### DATASET ###

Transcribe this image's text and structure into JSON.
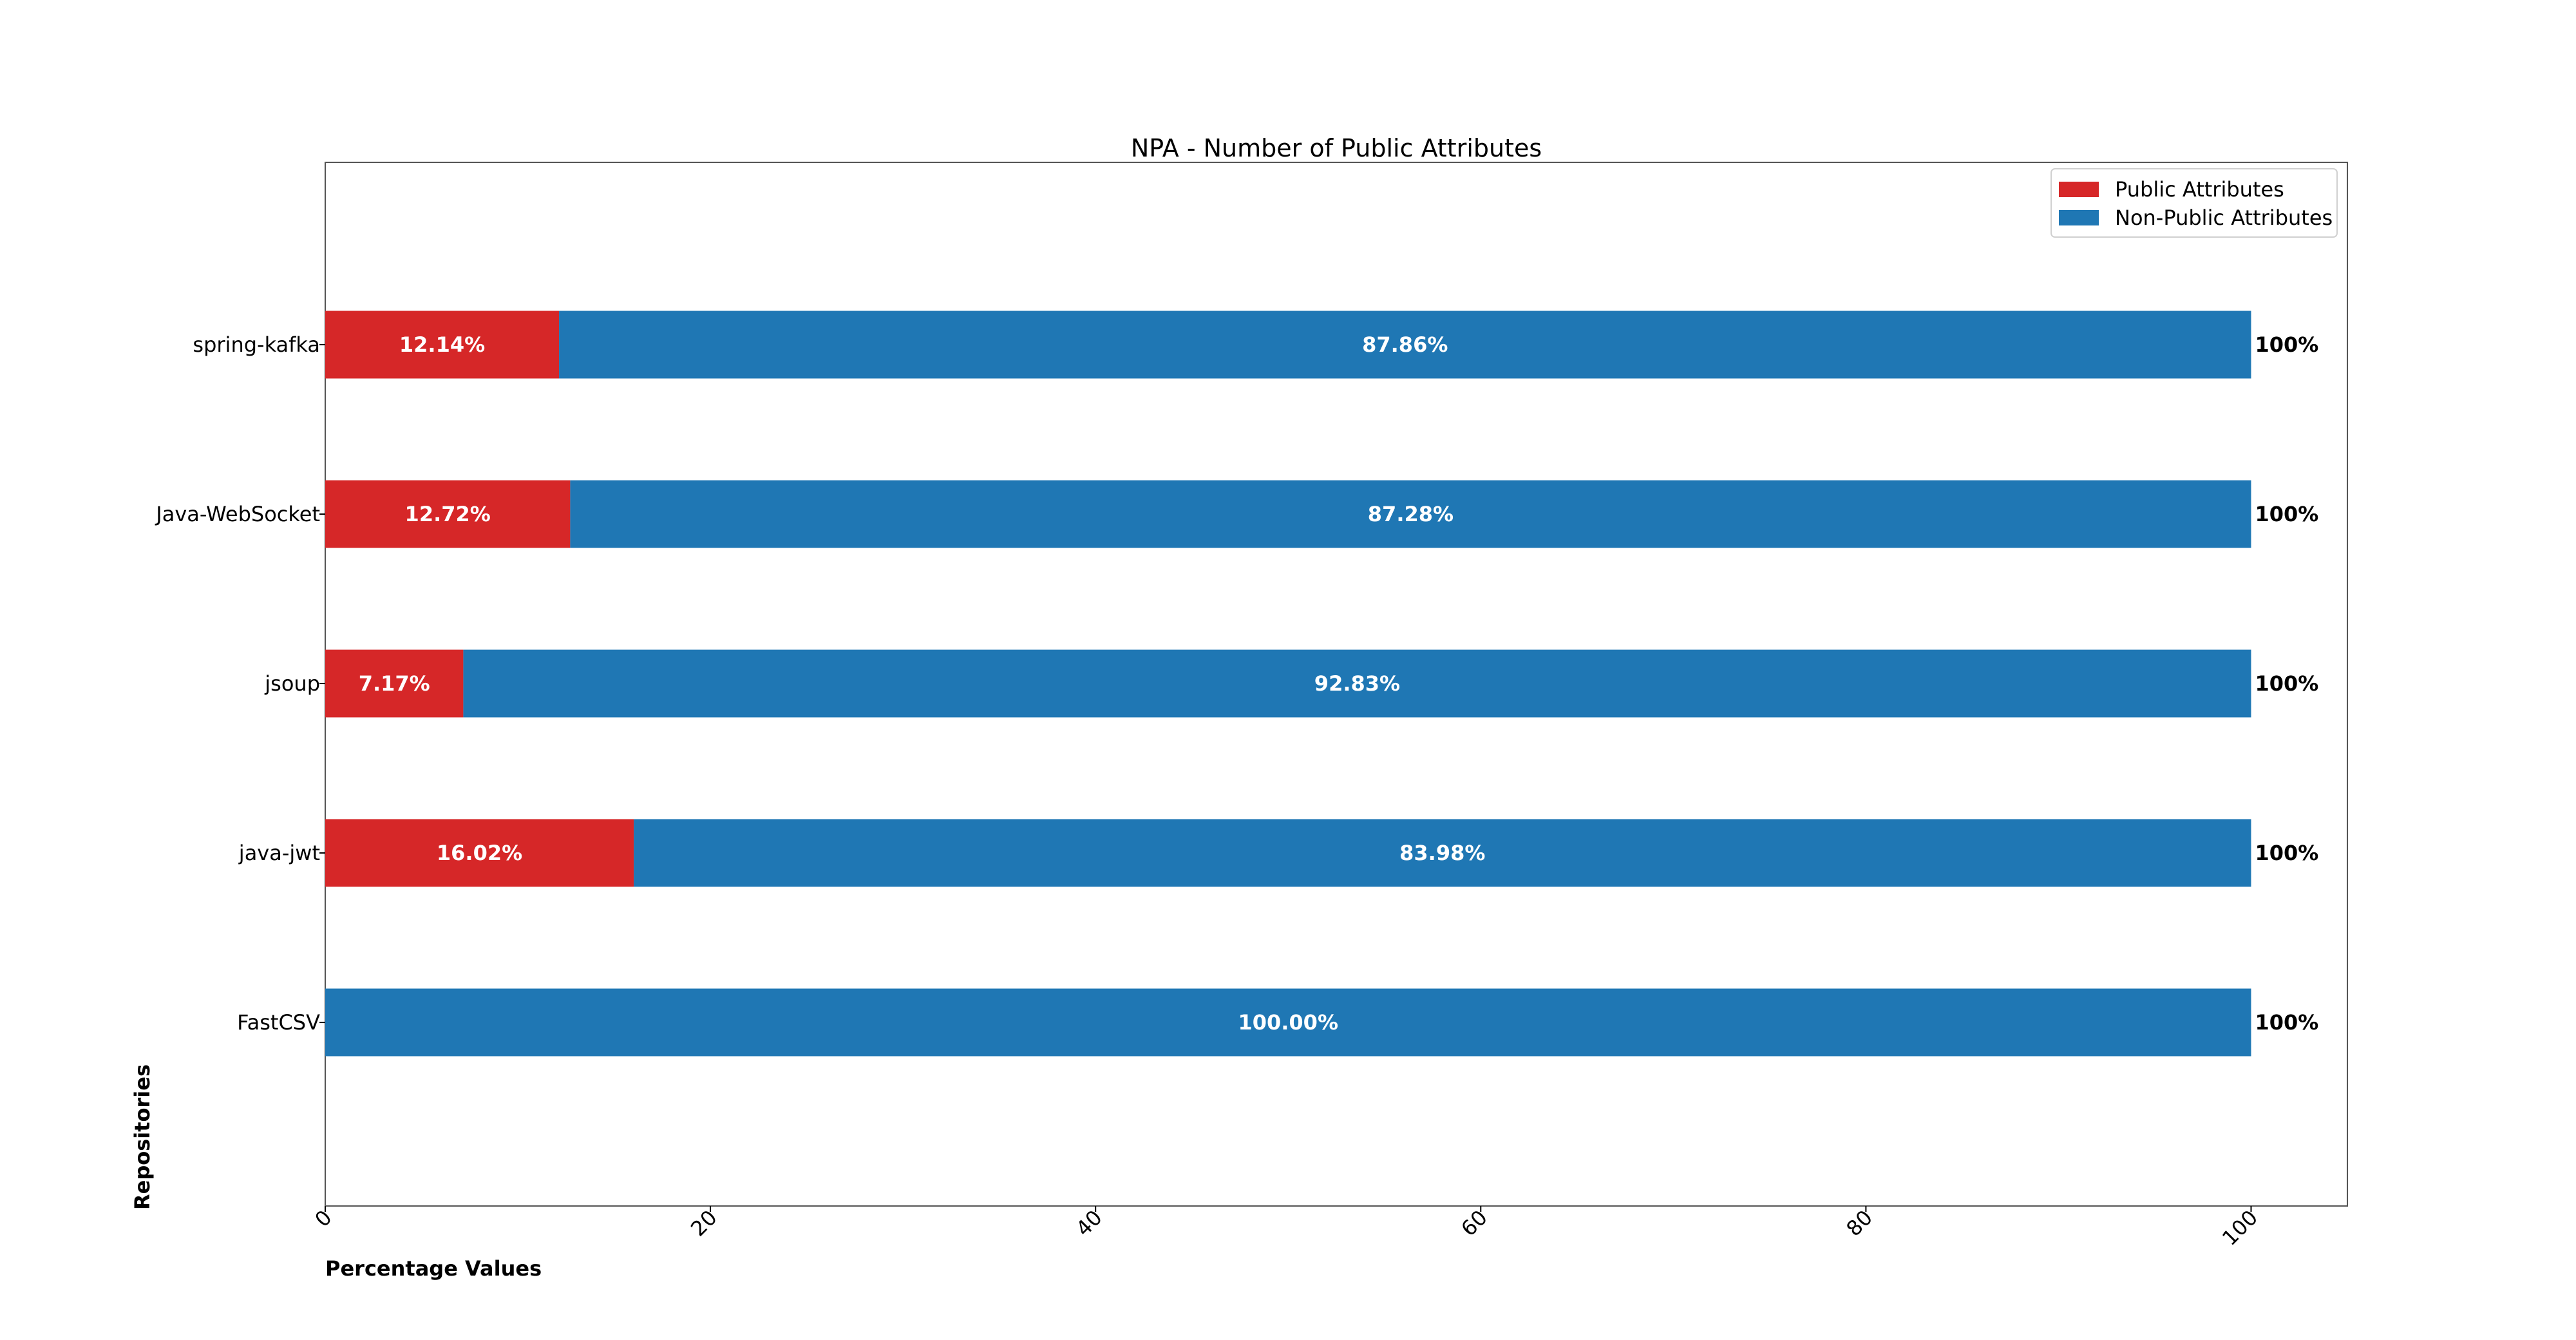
{
  "chart_data": {
    "type": "bar",
    "orientation": "horizontal",
    "stacked": true,
    "title": "NPA - Number of Public Attributes",
    "xlabel": "Percentage Values",
    "ylabel": "Repositories",
    "xlim": [
      0,
      105
    ],
    "xticks": [
      0,
      20,
      40,
      60,
      80,
      100
    ],
    "categories": [
      "spring-kafka",
      "Java-WebSocket",
      "jsoup",
      "java-jwt",
      "FastCSV"
    ],
    "series": [
      {
        "name": "Public Attributes",
        "color": "#d62728",
        "values": [
          12.14,
          12.72,
          7.17,
          16.02,
          0
        ],
        "labels": [
          "12.14%",
          "12.72%",
          "7.17%",
          "16.02%",
          ""
        ]
      },
      {
        "name": "Non-Public Attributes",
        "color": "#1f77b4",
        "values": [
          87.86,
          87.28,
          92.83,
          83.98,
          100.0
        ],
        "labels": [
          "87.86%",
          "87.28%",
          "92.83%",
          "83.98%",
          "100.00%"
        ]
      }
    ],
    "totals": [
      "100%",
      "100%",
      "100%",
      "100%",
      "100%"
    ],
    "legend_position": "top-right",
    "grid": false
  }
}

###

▶ _PROMPT_: All of the material above should be reproduced exactly, except the pictures.

▶ _FINISHED ANSWER_:
Transcribe this image's text and structure into JSON.
{
  "chart_data": {
    "type": "bar",
    "orientation": "horizontal",
    "stacked": true,
    "title": "NPA - Number of Public Attributes",
    "xlabel": "Percentage Values",
    "ylabel": "Repositories",
    "xlim": [
      0,
      105
    ],
    "xticks": [
      0,
      20,
      40,
      60,
      80,
      100
    ],
    "categories": [
      "spring-kafka",
      "Java-WebSocket",
      "jsoup",
      "java-jwt",
      "FastCSV"
    ],
    "series": [
      {
        "name": "Public Attributes",
        "color": "#d62728",
        "values": [
          12.14,
          12.72,
          7.17,
          16.02,
          0
        ],
        "labels": [
          "12.14%",
          "12.72%",
          "7.17%",
          "16.02%",
          ""
        ]
      },
      {
        "name": "Non-Public Attributes",
        "color": "#1f77b4",
        "values": [
          87.86,
          87.28,
          92.83,
          83.98,
          100.0
        ],
        "labels": [
          "87.86%",
          "87.28%",
          "92.83%",
          "83.98%",
          "100.00%"
        ]
      }
    ],
    "totals": [
      "100%",
      "100%",
      "100%",
      "100%",
      "100%"
    ],
    "legend_position": "top-right",
    "grid": false
  }
}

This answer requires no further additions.